DATASET RECORDS >>
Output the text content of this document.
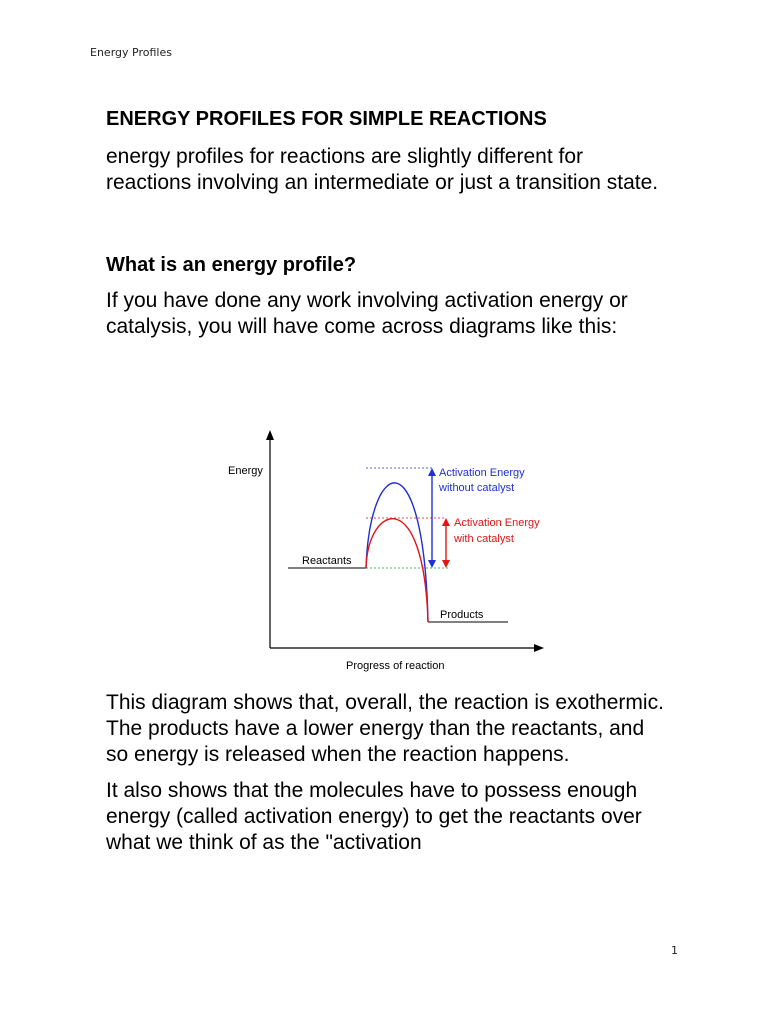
Energy Profiles
ENERGY PROFILES FOR SIMPLE REACTIONS

energy profiles for reactions are slightly different for reactions involving an intermediate or just a transition state.

What is an energy profile?

If you have done any work involving activation energy or catalysis, you will have come across diagrams like this:

Energy
Progress of reaction
Reactants
Products
Activation Energy
without catalyst
Activation Energy
with catalyst

This diagram shows that, overall, the reaction is exothermic. The products have a lower energy than the reactants, and so energy is released when the reaction happens.

It also shows that the molecules have to possess enough energy (called activation energy) to get the reactants over what we think of as the "activation

1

REQUIRED TASK >> In the lines above, locate the string "have". Copy every line where it occurs.

TASK SOLUTION >>
If you have done any work involving activation energy or catalysis, you will have come across diagrams like this:
This diagram shows that, overall, the reaction is exothermic. The products have a lower energy than the reactants, and so energy is released when the reaction happens.
It also shows that the molecules have to possess enough energy (called activation energy) to get the reactants over what we think of as the "activation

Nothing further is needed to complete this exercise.